* [Directions]
Scan the lines below for the word "title". Copy each line you find it in.

* [Excerpts from a figure dataset]
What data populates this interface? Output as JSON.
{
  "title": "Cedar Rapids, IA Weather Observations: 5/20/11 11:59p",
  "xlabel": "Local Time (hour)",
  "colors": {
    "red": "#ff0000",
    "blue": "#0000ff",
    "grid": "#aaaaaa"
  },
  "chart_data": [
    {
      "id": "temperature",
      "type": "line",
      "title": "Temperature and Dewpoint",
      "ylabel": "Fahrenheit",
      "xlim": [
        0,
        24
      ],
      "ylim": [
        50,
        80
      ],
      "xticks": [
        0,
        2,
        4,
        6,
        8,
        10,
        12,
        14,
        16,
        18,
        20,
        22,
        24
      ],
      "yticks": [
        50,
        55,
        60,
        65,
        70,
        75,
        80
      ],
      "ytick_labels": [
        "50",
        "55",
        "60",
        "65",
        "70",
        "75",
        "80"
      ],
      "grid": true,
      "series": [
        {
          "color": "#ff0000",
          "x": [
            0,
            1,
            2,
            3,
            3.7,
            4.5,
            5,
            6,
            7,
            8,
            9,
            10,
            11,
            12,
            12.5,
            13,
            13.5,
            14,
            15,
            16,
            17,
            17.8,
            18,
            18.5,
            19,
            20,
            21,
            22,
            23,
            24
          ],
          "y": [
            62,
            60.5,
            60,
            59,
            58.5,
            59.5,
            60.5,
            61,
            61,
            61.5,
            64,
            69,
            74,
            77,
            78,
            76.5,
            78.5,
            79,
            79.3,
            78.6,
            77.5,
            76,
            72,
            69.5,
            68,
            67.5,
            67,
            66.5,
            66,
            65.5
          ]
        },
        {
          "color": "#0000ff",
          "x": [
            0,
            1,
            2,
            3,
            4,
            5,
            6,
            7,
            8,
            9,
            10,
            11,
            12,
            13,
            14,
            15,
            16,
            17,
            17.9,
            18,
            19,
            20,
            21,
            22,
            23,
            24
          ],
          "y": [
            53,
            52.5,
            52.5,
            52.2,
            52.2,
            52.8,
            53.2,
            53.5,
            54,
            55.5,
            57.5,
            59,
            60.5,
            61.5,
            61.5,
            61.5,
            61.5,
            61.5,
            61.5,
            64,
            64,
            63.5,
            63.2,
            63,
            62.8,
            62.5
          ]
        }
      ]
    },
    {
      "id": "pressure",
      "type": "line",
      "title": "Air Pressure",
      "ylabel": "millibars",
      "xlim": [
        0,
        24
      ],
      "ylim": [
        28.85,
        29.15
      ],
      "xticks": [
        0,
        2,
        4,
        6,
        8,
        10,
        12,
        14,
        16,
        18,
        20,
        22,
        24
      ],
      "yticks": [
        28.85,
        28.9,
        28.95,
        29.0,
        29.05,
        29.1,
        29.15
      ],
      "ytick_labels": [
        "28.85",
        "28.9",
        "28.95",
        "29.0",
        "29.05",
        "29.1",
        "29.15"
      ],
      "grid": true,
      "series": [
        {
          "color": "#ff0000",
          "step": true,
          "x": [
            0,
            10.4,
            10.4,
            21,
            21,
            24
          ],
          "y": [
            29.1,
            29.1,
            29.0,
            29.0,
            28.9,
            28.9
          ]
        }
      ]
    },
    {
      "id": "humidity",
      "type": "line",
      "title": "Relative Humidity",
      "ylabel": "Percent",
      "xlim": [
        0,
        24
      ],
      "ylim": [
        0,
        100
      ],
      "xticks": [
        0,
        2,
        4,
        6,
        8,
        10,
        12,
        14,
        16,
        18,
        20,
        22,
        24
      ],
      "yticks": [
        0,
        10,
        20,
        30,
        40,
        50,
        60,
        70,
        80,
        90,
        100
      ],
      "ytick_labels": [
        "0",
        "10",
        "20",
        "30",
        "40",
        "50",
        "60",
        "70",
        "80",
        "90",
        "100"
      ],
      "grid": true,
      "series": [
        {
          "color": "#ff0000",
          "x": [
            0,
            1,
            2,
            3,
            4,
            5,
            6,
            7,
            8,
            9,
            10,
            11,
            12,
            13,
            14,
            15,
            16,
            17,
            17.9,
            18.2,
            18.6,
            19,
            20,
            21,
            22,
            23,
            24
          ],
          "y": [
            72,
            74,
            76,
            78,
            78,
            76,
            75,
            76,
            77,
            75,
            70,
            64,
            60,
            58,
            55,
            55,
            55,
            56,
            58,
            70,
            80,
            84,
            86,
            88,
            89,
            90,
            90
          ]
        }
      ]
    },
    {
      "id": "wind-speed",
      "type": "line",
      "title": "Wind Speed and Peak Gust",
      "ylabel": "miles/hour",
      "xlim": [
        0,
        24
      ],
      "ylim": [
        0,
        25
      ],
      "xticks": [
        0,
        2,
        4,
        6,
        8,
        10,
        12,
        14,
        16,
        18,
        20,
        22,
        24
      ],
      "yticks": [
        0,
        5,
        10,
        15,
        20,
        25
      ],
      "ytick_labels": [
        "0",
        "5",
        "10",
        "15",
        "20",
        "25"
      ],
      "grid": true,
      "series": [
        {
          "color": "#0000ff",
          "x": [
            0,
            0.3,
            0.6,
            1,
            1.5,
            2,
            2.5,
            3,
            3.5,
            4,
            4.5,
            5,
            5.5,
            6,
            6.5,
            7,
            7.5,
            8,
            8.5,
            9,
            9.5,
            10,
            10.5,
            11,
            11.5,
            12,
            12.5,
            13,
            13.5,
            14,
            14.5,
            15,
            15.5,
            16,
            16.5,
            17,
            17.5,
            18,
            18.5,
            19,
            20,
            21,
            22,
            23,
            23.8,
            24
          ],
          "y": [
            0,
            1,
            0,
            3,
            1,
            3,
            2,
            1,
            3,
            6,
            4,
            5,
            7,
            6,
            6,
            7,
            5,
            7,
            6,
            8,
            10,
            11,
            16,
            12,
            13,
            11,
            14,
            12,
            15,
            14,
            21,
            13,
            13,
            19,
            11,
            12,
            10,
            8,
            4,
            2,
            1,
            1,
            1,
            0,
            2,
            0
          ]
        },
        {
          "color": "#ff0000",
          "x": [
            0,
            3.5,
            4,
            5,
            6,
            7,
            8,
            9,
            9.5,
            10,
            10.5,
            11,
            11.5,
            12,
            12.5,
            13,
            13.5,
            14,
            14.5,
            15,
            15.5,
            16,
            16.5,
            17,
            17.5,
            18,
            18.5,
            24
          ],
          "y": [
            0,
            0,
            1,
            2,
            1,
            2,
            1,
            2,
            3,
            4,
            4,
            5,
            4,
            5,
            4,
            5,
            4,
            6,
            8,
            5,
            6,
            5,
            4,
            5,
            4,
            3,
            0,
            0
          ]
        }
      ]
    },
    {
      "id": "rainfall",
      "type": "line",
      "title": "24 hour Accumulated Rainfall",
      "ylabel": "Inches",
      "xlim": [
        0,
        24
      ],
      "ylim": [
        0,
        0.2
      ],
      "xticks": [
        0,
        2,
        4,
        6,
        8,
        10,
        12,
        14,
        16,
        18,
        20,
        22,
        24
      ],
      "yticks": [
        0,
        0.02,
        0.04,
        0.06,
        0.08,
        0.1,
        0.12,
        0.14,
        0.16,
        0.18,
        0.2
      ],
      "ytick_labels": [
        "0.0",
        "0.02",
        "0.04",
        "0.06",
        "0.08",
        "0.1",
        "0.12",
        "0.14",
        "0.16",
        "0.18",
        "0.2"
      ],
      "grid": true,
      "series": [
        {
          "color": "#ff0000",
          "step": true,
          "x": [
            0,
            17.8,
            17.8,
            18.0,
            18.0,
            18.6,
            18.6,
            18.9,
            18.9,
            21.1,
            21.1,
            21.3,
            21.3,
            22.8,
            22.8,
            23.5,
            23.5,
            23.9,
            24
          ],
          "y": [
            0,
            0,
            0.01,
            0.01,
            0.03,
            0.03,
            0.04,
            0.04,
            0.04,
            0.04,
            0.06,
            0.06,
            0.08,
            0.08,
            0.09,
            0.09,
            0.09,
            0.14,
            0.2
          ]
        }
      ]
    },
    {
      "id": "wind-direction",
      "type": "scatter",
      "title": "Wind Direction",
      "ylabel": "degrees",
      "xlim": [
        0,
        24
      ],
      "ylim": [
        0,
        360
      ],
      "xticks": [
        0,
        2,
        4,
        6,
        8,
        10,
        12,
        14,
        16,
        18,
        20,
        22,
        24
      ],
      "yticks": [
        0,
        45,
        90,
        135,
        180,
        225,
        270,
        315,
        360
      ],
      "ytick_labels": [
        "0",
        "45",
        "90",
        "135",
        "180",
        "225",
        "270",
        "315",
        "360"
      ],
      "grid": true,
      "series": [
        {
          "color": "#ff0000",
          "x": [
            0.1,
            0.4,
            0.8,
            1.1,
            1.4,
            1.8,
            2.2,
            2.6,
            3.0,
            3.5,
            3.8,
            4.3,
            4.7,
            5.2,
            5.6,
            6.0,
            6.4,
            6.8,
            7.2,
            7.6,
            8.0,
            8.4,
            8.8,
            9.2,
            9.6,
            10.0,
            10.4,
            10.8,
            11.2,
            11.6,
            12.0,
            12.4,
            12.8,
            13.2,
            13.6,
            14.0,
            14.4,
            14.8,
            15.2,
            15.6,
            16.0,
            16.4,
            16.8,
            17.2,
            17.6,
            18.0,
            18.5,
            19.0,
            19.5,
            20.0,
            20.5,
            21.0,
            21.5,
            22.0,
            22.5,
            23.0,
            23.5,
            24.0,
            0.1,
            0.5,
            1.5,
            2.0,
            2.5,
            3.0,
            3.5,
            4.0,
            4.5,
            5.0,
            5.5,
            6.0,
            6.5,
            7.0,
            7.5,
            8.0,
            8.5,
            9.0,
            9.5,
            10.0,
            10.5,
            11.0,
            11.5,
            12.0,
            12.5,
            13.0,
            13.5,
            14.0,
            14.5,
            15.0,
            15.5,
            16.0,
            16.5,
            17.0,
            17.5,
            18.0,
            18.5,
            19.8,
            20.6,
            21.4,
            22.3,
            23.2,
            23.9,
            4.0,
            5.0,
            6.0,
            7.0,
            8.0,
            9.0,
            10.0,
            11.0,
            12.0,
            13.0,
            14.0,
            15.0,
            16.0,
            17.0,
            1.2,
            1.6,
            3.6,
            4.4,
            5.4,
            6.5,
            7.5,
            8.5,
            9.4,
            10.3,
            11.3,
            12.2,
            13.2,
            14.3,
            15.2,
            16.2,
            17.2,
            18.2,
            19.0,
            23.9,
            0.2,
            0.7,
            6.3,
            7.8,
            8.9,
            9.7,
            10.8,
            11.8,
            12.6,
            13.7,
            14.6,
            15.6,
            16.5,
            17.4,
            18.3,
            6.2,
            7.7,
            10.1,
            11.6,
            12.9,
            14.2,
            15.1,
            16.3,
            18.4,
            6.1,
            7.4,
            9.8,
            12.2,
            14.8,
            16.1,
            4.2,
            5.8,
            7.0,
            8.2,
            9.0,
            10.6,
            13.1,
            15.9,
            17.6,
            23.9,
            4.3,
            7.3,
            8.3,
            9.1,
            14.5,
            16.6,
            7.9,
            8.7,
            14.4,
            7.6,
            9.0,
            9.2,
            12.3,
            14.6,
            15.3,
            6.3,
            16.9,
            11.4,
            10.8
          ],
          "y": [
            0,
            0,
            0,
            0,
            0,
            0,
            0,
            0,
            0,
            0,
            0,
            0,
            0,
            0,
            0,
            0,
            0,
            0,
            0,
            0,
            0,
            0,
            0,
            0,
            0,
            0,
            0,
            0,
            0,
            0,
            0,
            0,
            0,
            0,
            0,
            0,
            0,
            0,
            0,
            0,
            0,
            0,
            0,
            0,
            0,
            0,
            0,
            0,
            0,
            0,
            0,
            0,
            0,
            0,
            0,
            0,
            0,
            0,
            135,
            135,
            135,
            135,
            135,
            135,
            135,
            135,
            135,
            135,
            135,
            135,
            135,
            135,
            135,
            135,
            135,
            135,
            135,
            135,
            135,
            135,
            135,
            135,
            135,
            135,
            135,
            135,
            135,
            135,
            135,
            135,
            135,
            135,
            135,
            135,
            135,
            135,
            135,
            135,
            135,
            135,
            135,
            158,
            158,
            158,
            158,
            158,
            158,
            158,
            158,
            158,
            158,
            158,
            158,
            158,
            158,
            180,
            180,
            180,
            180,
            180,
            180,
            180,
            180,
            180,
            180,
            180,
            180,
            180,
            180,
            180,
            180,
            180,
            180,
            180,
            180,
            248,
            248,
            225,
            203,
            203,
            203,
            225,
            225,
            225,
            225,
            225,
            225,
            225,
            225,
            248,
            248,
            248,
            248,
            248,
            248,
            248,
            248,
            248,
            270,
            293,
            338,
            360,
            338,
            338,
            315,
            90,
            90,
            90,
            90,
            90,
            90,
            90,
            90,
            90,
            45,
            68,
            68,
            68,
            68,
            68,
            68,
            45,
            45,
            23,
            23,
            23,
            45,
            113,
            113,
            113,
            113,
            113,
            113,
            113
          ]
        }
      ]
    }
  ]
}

* [Exercise answer]
  "title": "Cedar Rapids, IA Weather Observations: 5/20/11 11:59p",
      "title": "Temperature and Dewpoint",
      "title": "Air Pressure",
      "title": "Relative Humidity",
      "title": "Wind Speed and Peak Gust",
      "title": "24 hour Accumulated Rainfall",
      "title": "Wind Direction",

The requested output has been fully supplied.